== TASK BRIEF ==
State how many lines contain the string "title", and write nothing else.

[Recorded data]
>>>>

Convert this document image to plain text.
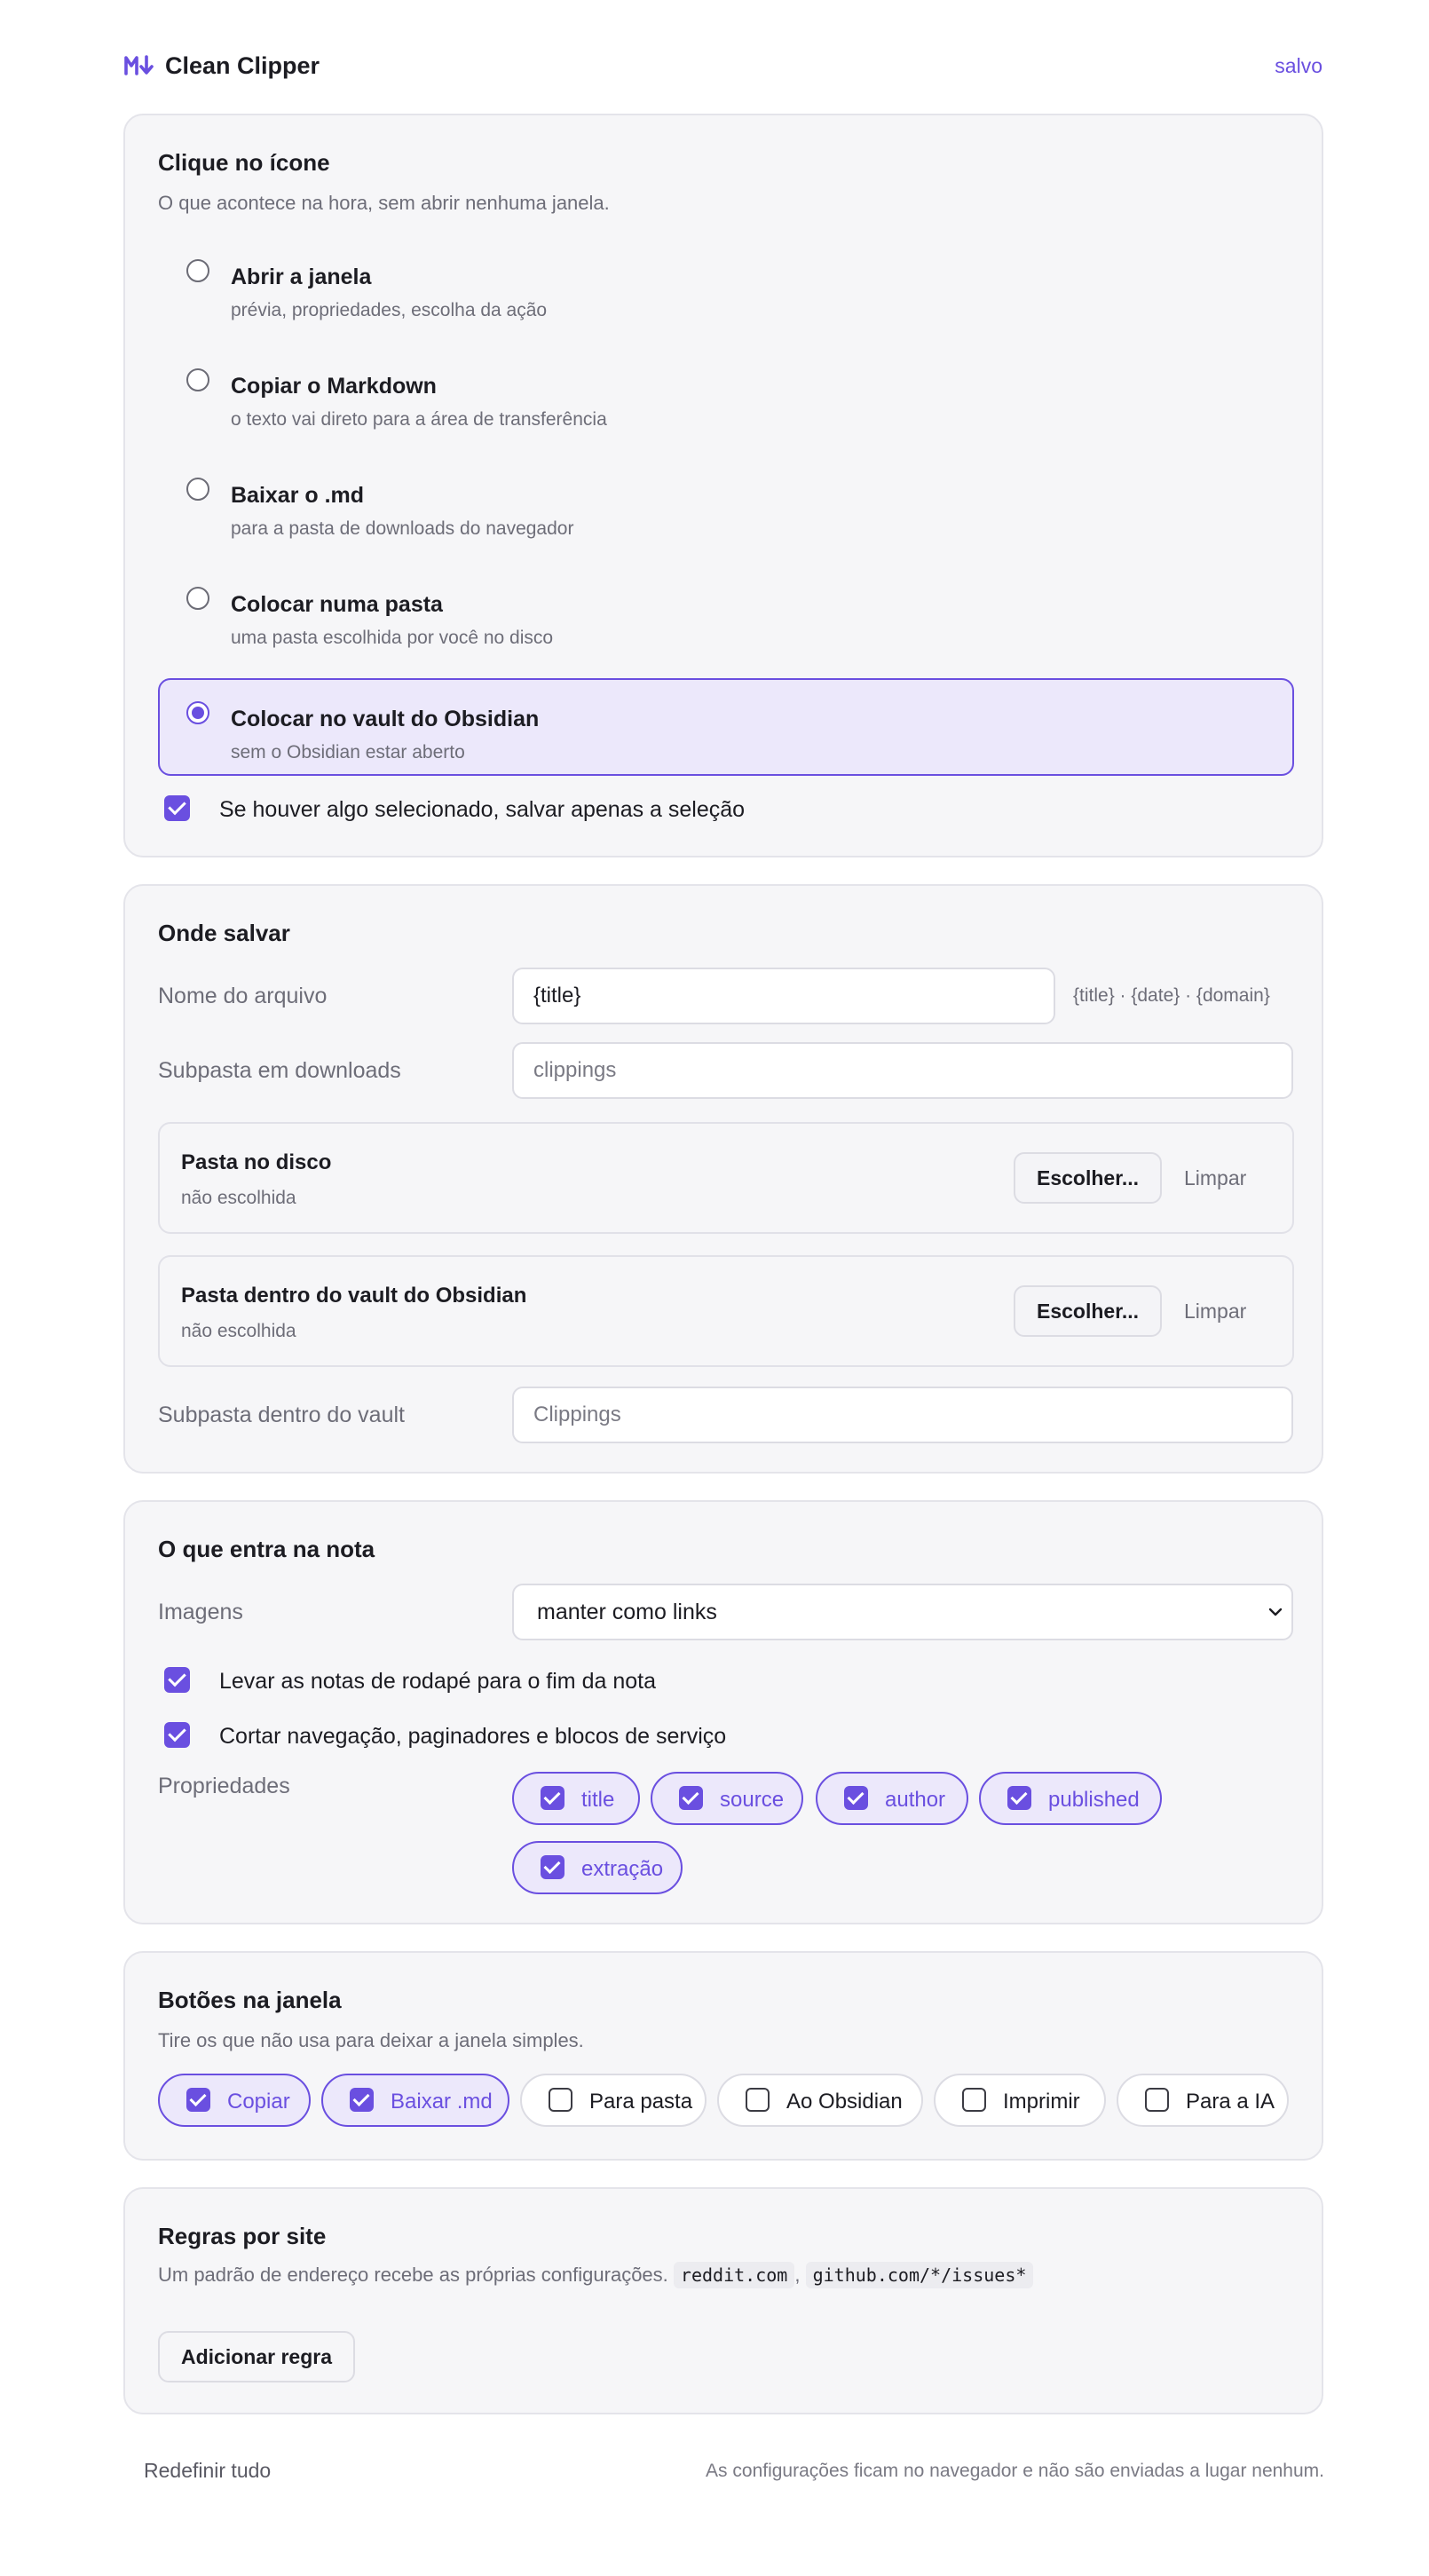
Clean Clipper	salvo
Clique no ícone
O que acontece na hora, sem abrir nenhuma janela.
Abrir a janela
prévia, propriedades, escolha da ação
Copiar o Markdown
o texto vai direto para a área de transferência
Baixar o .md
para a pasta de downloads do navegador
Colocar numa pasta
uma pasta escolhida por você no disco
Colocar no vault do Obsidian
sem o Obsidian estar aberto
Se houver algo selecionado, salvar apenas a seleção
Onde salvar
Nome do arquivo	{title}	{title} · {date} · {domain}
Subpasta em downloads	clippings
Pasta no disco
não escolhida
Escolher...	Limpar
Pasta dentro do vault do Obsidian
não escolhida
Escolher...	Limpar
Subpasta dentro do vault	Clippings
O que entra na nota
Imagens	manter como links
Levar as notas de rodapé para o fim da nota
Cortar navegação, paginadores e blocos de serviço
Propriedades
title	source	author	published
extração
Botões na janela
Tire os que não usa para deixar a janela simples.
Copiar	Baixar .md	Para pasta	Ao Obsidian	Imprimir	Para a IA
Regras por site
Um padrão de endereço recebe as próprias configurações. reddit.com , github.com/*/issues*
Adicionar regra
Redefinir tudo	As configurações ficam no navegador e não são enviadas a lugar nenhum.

<<<<
>>>>

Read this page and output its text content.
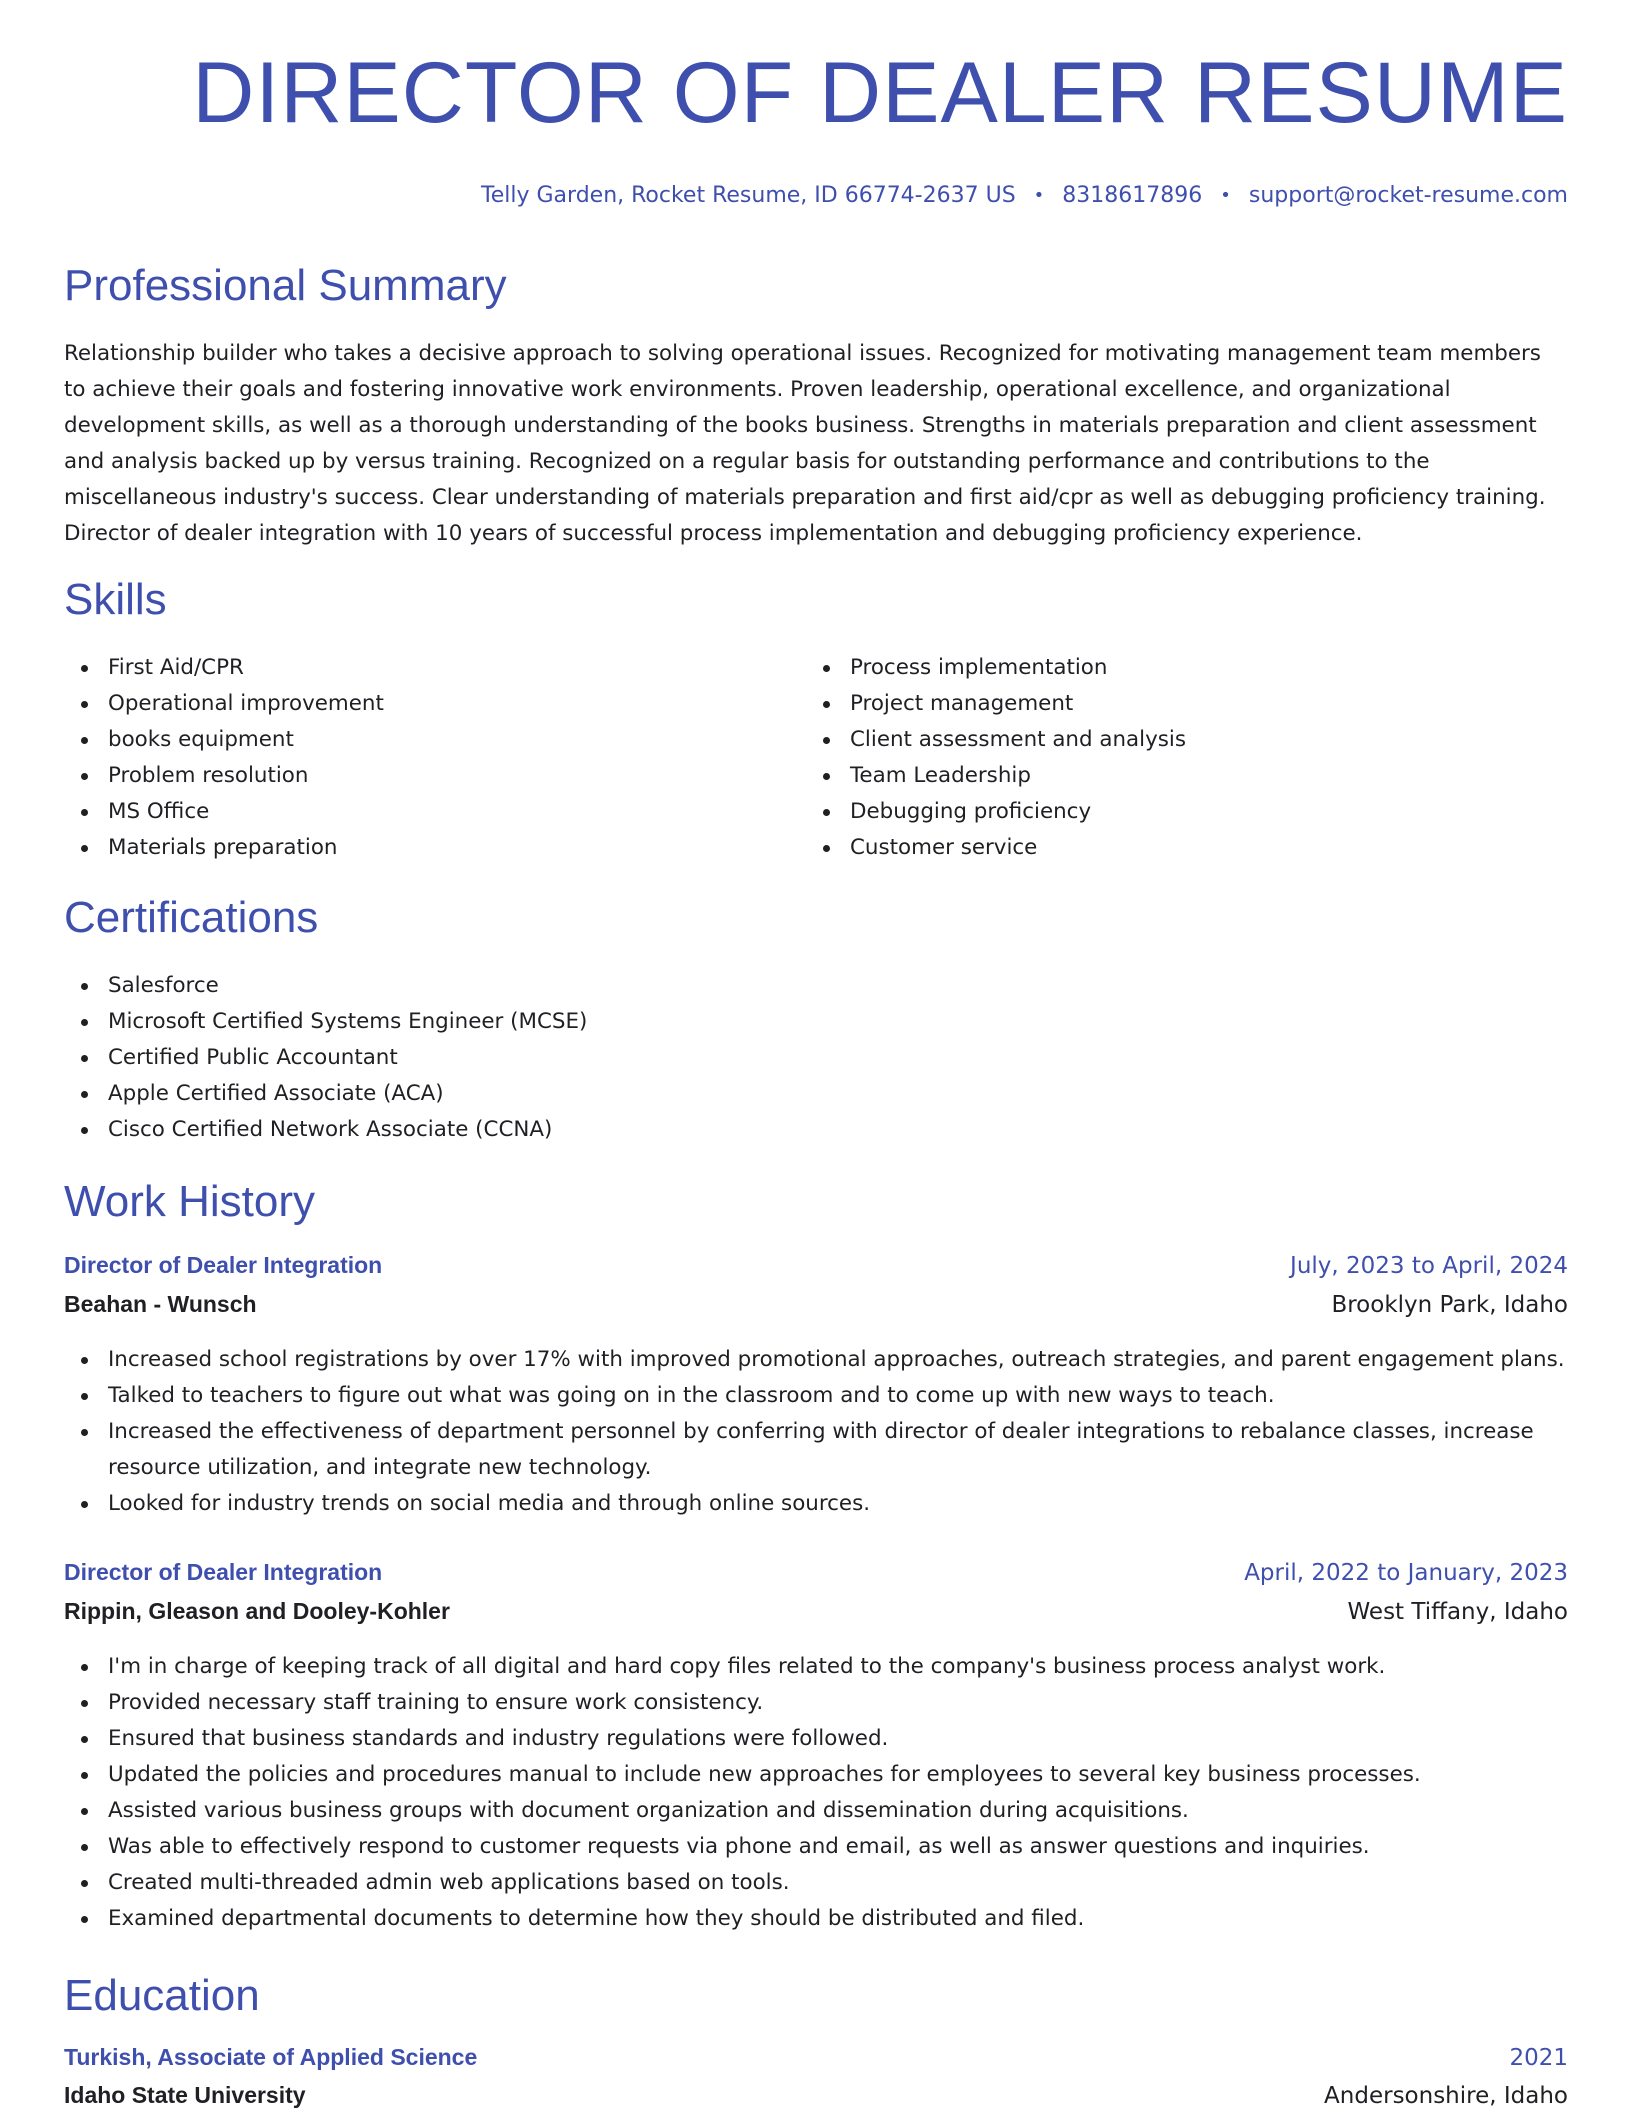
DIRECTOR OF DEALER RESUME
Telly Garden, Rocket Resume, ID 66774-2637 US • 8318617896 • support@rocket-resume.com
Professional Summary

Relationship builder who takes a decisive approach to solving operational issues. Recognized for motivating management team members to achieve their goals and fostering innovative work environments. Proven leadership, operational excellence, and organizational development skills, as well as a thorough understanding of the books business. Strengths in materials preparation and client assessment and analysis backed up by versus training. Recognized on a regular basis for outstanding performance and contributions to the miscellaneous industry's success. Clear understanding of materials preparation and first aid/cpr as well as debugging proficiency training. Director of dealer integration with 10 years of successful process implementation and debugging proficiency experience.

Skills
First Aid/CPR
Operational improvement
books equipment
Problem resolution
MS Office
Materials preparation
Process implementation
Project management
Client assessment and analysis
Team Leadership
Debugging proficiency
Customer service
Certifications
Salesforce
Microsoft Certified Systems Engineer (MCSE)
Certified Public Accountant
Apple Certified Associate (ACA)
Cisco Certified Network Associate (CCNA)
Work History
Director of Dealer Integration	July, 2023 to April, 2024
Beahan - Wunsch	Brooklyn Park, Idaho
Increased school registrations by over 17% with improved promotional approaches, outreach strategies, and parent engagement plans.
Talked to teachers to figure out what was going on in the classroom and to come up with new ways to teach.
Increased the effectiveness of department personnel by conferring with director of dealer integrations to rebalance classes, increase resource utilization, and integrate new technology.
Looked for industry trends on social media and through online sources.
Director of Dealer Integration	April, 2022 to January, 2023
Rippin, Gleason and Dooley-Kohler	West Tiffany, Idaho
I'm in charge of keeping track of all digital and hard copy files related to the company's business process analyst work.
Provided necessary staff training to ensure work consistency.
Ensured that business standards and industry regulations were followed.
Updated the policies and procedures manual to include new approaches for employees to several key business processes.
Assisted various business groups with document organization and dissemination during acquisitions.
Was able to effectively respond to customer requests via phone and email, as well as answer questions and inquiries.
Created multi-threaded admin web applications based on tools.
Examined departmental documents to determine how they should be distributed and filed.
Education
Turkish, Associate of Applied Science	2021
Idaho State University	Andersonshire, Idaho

<<<<

== TASK SOLUTION ==
2